GIVEN REQUEST 1:
Repeat the Spook Country essay word for word, everything from "September 11th, 2001, changed" down to "Used To Be.".
::: QUOTED TEXT :::
He looked at her. “It’s good to see you.”
“Good to see you, Reg. But I’m still confused.”
“If you weren’t these days,” he said, “You’d probably be psychotic […]”
September 11th, 2001, changed everything in America.
I was on my way to an Intro to Philosophy course in my first year of college (it’s wild that I remember that, it seems), and I remember the profound cultural shift not only in New York City but the nation at large, which is something that I talk about sometimes with my students, about how thinks Used To Be.
One of the things that really changed around this is the way that shadow economies functioned, the way that crime and hustle both shrank and expanded like a soap bubble, gauging what it could and could not get away with in an age of increasingly-blurring parameters defined by the world feeling it could finally “have an enemy.” And while most post-9/11 fiction worked hard to talk about the feelings and states of mind of those who saw it happen, William Gibson’s book Spook Country instead looked at the state of existence of a world that saw it happen without ever really mentioning that a change happen. We know it happened, and we continue to live in the invisible, shadowy weight of its cultural and sociopolitical weight.
Post-war anxiety in the state of uncertainty as WW2 ended and the stalemate of the West VS the East settling into the long Cold War we know from history books and spy novels is the analogy here, as profound shifts in behavior and beliefs codified, somehow clashing with what has been revealed in hindsight to be a constantly-shifting set of beliefs and behaviors regarding alliances, behaviors, and the literal movements of government trying to figure out how to move forward, the confusion of big changes happening after big things creating gray spaces. The “point” of the novel, about tracking a mysterious shipping crate, is important here in the the crate is a representation of how the world has changed in this new country (literal and metaphorical) but it’s also not important, a MacGuffin, an abstract object that represents want and justification for the story to move forward, letting the style and setting really tell us what’s going on here.
Spook Country does this by looking into those spaces between, gray spaces that after 2001 trickled down into social gaps at;
- the local level – How we move around cities, between cities and spaces, and the ways in which big and little things have changed. Sometimes I wonder about how me, post-college, was any different from someone looking at the city as WW2 was over and the specter of the Cold War was just starting. I looked around in the way that everyone in Spook Country did, wondering where the hell I was and how the hell we got here. How they hell did anyone get where they did in the spook country that was the US?
:::
GIVEN REQUEST 2:
Reproduce everything in the records from the line that contains "nav-item[interactable] bbox=[725, 558, 807, 566]" down to the line that contains "timeline-row-bar[interactable] bbox=[341, 561, 589, 568]", both lines included.
::: MATERIAL :::
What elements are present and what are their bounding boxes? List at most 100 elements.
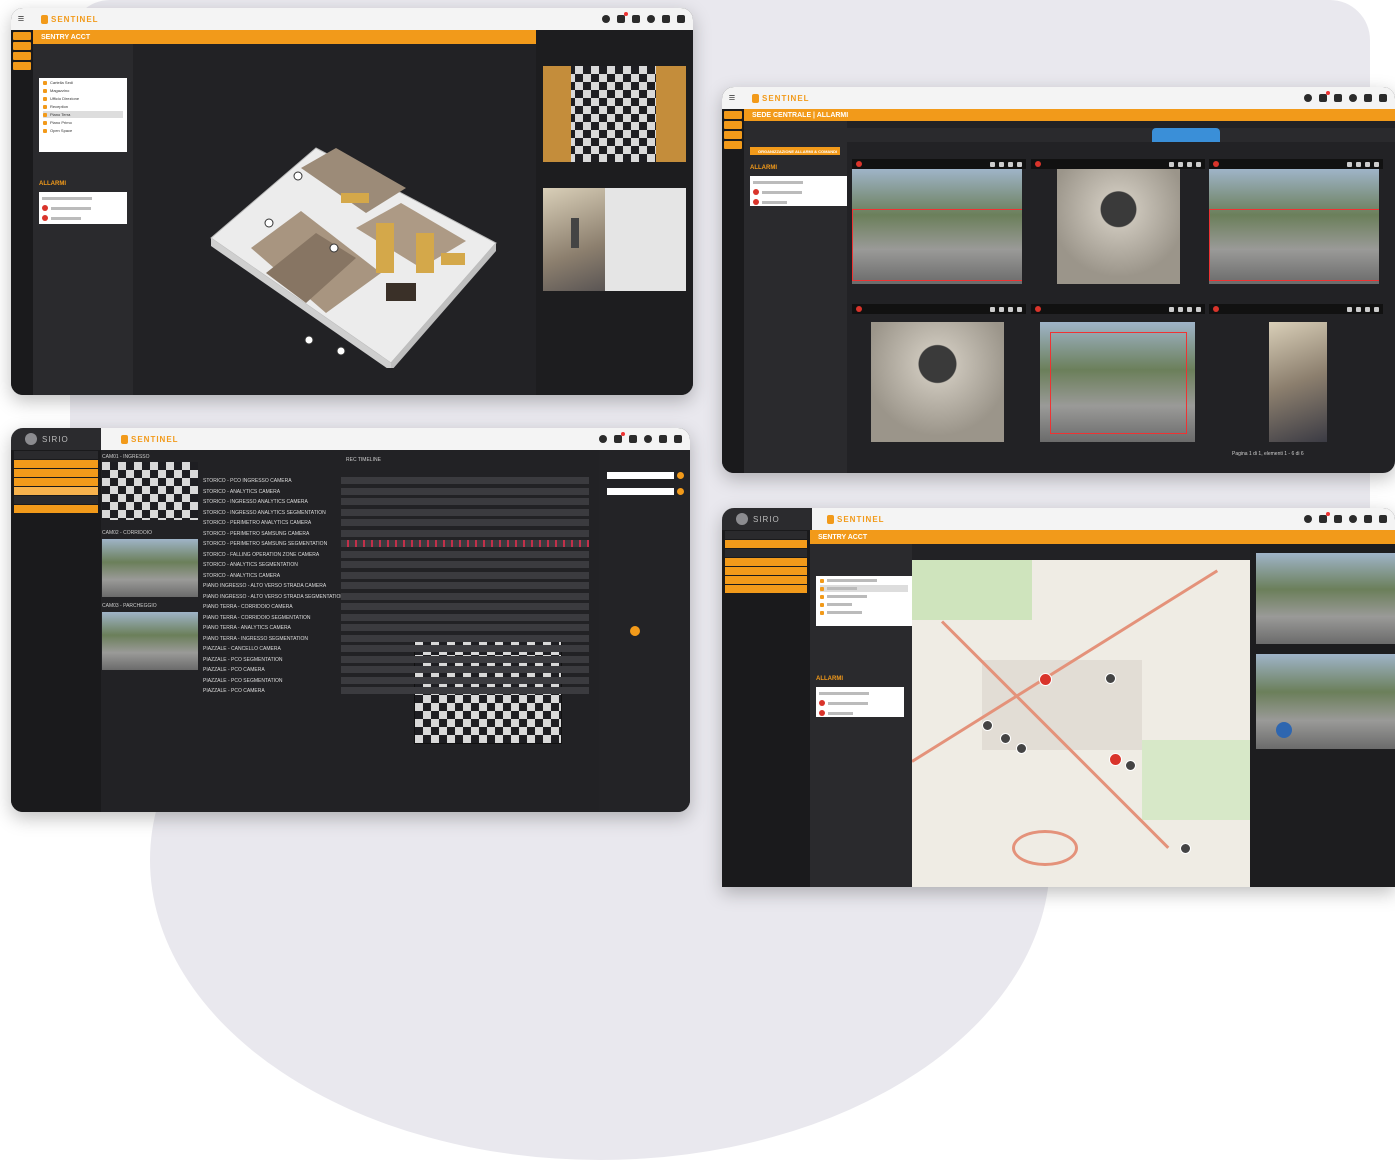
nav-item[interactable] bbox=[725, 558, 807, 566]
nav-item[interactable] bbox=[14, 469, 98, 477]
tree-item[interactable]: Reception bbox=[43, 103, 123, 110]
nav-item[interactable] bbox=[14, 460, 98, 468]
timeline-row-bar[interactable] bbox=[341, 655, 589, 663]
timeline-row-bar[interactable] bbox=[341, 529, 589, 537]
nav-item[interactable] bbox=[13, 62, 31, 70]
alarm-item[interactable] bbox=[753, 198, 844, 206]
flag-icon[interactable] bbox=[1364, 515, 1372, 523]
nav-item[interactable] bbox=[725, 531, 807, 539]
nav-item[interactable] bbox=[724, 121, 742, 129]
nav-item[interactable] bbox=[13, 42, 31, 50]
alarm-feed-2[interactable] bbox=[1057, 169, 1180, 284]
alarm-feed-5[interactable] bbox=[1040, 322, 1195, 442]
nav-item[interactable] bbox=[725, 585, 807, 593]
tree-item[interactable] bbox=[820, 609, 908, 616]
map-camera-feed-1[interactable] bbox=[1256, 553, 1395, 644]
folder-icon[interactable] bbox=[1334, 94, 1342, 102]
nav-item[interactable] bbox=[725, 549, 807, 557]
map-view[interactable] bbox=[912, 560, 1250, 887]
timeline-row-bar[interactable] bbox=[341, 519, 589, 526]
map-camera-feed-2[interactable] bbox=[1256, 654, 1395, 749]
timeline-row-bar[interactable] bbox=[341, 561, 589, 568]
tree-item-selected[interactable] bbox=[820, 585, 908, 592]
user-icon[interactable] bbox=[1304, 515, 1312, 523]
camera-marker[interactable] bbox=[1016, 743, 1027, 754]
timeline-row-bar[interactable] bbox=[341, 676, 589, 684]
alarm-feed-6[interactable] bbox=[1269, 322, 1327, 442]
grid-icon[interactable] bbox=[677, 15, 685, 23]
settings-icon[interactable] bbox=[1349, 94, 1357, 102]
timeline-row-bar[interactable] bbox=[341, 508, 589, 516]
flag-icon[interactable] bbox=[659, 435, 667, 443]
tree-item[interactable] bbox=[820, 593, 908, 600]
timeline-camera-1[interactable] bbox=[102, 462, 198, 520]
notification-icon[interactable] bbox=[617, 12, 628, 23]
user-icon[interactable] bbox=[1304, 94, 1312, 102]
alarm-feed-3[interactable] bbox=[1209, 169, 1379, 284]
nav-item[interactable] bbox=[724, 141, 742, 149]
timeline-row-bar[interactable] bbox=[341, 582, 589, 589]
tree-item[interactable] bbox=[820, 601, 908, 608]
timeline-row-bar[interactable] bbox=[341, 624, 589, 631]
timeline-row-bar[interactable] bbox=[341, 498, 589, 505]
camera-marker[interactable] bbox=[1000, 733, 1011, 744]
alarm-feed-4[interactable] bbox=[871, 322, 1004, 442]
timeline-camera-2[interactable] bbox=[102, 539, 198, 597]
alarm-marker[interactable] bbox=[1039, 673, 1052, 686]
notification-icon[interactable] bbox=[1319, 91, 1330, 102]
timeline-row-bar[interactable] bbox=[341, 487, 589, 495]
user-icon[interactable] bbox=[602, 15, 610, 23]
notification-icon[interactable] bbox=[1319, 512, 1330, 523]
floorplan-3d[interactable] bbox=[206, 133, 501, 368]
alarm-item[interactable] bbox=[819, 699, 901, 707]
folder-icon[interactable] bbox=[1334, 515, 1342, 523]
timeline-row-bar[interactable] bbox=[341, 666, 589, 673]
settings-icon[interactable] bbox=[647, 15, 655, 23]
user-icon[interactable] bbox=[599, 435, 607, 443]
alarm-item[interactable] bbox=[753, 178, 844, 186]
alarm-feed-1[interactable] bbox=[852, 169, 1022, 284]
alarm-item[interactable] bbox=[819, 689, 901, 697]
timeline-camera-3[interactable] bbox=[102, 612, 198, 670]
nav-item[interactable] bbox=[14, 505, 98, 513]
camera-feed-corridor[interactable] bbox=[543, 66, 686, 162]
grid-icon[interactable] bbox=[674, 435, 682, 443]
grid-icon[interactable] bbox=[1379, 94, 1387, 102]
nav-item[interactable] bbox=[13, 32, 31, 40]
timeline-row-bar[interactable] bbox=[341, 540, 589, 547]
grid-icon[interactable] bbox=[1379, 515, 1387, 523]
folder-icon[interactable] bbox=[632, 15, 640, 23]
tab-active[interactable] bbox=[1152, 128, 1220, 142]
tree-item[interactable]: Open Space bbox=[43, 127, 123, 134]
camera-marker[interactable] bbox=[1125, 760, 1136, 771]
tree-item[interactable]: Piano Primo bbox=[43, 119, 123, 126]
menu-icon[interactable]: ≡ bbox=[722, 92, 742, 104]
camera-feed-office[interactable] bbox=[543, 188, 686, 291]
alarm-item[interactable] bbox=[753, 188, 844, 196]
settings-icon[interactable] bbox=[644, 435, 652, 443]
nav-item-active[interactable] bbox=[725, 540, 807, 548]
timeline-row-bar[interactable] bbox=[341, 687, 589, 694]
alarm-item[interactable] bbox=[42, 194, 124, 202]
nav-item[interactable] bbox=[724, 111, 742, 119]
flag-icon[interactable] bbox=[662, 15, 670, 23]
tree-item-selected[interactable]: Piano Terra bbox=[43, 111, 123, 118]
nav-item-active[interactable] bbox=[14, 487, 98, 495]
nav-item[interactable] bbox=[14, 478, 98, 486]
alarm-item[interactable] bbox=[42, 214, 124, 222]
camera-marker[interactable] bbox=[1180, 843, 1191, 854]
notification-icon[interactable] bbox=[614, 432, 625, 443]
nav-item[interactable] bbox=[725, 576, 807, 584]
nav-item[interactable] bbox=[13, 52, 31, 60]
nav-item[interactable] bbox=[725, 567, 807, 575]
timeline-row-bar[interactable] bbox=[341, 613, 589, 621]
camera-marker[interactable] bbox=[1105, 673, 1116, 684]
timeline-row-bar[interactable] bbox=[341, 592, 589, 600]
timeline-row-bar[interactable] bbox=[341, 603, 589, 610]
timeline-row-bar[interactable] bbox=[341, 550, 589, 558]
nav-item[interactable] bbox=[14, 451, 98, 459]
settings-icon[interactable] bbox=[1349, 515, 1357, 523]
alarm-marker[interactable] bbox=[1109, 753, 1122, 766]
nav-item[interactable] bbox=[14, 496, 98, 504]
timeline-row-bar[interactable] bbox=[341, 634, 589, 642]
:::
::: MATERIAL :::
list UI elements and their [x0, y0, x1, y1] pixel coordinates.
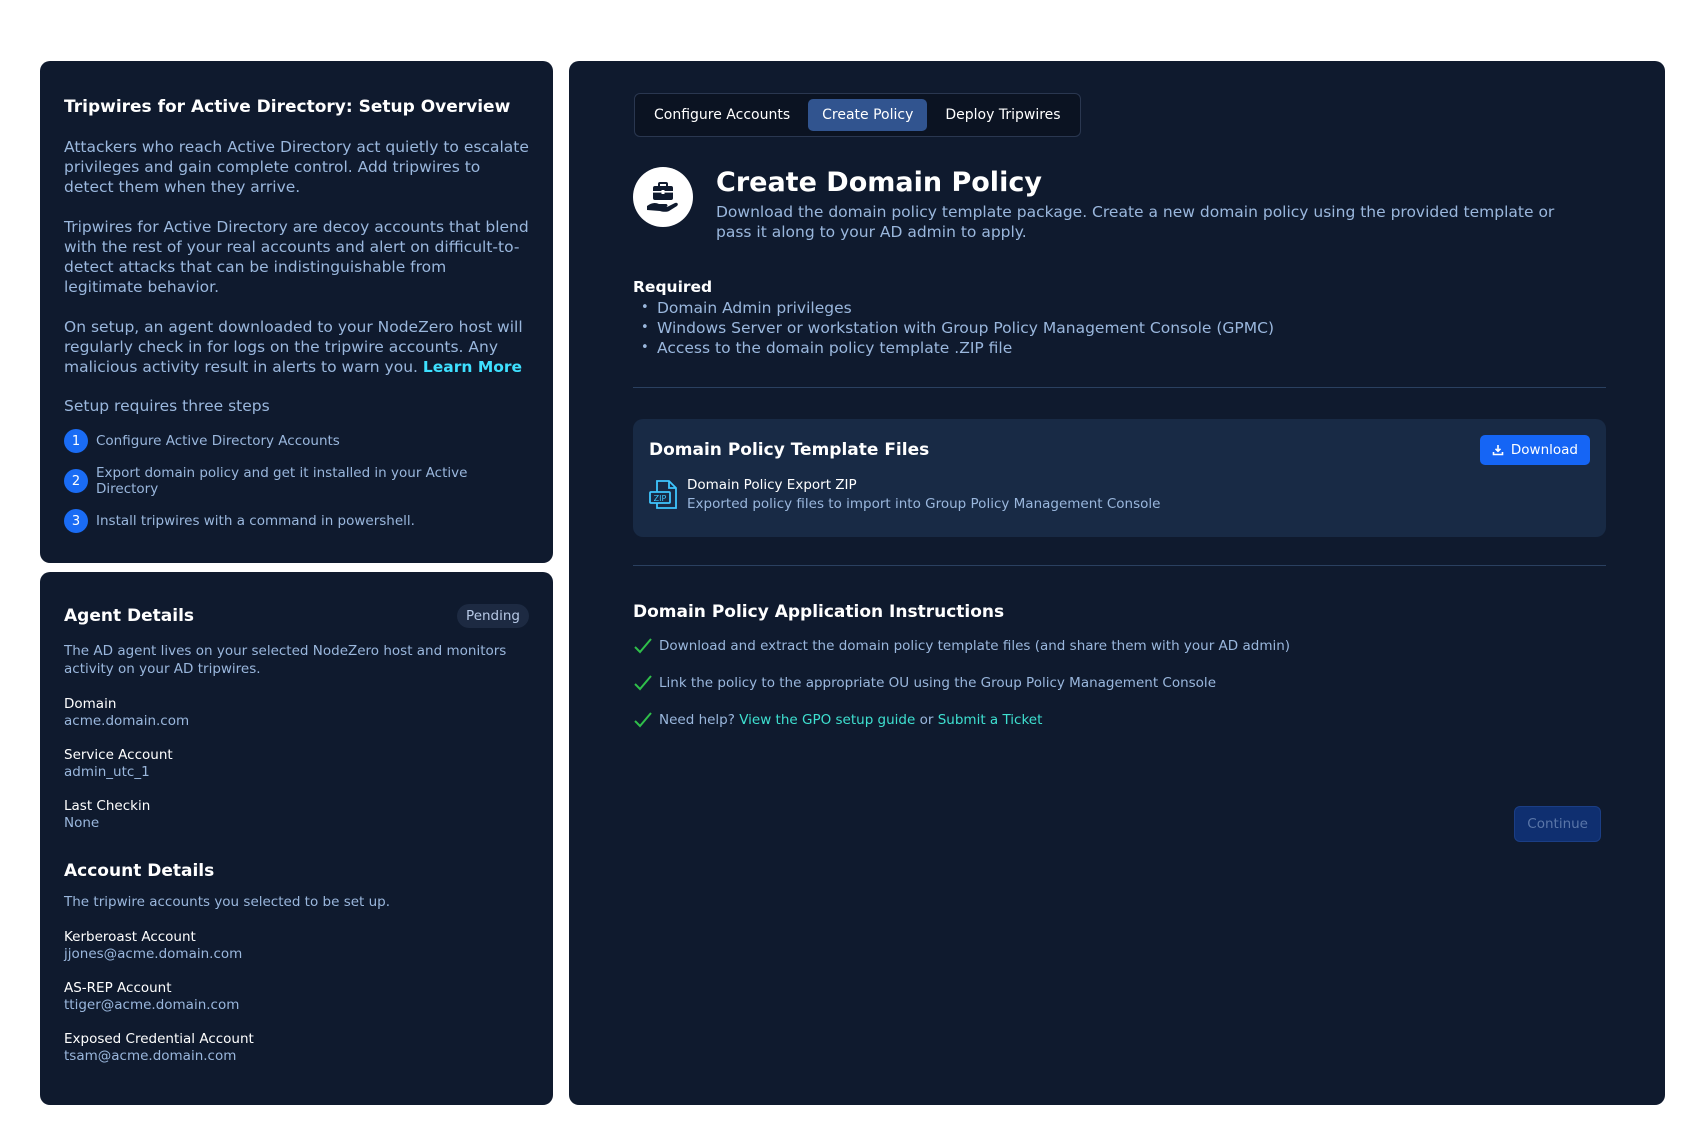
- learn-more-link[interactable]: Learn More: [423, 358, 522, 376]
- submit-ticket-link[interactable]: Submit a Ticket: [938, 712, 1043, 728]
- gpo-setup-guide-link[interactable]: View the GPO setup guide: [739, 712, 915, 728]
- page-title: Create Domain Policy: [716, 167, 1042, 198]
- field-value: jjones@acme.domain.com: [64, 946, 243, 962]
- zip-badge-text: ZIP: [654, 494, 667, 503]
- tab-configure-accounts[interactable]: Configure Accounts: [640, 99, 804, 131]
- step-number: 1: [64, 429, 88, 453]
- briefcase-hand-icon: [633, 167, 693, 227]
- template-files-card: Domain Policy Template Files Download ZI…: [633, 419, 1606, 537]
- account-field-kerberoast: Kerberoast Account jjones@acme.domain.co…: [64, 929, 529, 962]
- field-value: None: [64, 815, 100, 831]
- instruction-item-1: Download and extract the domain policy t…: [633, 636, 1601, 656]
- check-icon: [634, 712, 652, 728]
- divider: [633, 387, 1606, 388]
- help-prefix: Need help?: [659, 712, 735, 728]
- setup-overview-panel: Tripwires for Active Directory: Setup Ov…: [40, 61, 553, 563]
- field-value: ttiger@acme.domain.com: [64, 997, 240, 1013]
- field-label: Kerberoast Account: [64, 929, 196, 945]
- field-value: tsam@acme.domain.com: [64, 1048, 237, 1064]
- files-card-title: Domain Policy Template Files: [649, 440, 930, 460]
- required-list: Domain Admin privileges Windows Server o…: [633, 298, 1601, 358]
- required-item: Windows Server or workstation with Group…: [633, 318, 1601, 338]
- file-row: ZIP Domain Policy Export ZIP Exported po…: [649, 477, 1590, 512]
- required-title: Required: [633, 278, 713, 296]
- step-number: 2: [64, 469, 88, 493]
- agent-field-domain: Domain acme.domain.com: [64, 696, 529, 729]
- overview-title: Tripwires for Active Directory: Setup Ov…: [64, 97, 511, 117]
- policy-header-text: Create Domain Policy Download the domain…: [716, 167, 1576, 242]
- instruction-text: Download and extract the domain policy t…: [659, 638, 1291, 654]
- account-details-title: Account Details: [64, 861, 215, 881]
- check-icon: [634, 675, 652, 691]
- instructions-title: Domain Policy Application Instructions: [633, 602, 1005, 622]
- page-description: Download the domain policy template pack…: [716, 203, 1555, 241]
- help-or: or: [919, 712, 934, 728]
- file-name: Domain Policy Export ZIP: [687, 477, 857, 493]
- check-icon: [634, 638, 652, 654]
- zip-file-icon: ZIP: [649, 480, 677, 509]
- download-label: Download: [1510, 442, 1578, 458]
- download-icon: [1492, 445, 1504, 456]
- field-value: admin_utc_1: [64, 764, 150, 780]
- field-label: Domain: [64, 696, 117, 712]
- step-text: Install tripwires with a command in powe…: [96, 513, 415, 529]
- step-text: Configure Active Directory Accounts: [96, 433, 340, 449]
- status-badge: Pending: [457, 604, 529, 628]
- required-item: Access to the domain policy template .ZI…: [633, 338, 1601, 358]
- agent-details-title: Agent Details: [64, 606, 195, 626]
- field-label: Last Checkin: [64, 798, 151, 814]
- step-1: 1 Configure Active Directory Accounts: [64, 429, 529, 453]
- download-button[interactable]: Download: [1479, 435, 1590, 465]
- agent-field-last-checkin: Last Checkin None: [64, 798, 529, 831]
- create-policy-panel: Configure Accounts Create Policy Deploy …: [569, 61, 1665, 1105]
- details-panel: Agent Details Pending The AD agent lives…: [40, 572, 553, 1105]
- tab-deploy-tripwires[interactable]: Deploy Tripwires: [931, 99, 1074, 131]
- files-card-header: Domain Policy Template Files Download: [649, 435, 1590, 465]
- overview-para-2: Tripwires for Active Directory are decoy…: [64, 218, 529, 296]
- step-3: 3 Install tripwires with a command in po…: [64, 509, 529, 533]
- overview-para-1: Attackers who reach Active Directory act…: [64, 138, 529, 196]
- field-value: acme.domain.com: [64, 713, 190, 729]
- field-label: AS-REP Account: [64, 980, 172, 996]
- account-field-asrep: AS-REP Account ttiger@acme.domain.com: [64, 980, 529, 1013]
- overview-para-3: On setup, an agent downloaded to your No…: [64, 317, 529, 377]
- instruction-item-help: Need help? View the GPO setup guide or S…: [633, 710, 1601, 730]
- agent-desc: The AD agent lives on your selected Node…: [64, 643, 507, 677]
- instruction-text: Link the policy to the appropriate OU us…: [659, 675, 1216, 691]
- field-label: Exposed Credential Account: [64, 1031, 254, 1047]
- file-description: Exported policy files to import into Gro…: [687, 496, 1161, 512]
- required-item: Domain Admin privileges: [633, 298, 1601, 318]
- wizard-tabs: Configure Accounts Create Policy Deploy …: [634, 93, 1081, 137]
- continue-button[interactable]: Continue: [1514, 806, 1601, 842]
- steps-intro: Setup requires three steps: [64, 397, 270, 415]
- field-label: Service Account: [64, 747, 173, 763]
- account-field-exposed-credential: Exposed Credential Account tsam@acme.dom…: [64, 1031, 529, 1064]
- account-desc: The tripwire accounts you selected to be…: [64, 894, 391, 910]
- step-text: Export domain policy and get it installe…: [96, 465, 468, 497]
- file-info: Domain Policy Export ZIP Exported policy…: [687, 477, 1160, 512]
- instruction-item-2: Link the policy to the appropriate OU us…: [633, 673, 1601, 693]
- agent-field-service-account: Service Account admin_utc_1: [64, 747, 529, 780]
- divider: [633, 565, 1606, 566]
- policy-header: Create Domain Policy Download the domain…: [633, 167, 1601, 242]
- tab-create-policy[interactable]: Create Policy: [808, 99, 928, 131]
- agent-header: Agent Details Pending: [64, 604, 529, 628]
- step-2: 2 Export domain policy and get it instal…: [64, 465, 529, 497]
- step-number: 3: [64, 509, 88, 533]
:::
CORRECT OUTPUT 1:
September 11th, 2001, changed everything in America.
I was on my way to an Intro to Philosophy course in my first year of college (it’s wild that I remember that, it seems), and I remember the profound cultural shift not only in New York City but the nation at large, which is something that I talk about sometimes with my students, about how thinks Used To Be.

CORRECT OUTPUT 2:
nav-item[interactable] bbox=[725, 558, 807, 566]
nav-item[interactable] bbox=[14, 469, 98, 477]
tree-item[interactable]: Reception bbox=[43, 103, 123, 110]
nav-item[interactable] bbox=[14, 460, 98, 468]
timeline-row-bar[interactable] bbox=[341, 655, 589, 663]
timeline-row-bar[interactable] bbox=[341, 529, 589, 537]
nav-item[interactable] bbox=[13, 62, 31, 70]
alarm-item[interactable] bbox=[753, 198, 844, 206]
flag-icon[interactable] bbox=[1364, 515, 1372, 523]
nav-item[interactable] bbox=[725, 531, 807, 539]
nav-item[interactable] bbox=[724, 121, 742, 129]
nav-item[interactable] bbox=[13, 42, 31, 50]
alarm-feed-2[interactable] bbox=[1057, 169, 1180, 284]
alarm-feed-5[interactable] bbox=[1040, 322, 1195, 442]
nav-item[interactable] bbox=[725, 585, 807, 593]
tree-item[interactable] bbox=[820, 609, 908, 616]
map-camera-feed-1[interactable] bbox=[1256, 553, 1395, 644]
folder-icon[interactable] bbox=[1334, 94, 1342, 102]
nav-item[interactable] bbox=[725, 549, 807, 557]
map-view[interactable] bbox=[912, 560, 1250, 887]
timeline-row-bar[interactable] bbox=[341, 519, 589, 526]
map-camera-feed-2[interactable] bbox=[1256, 654, 1395, 749]
timeline-row-bar[interactable] bbox=[341, 561, 589, 568]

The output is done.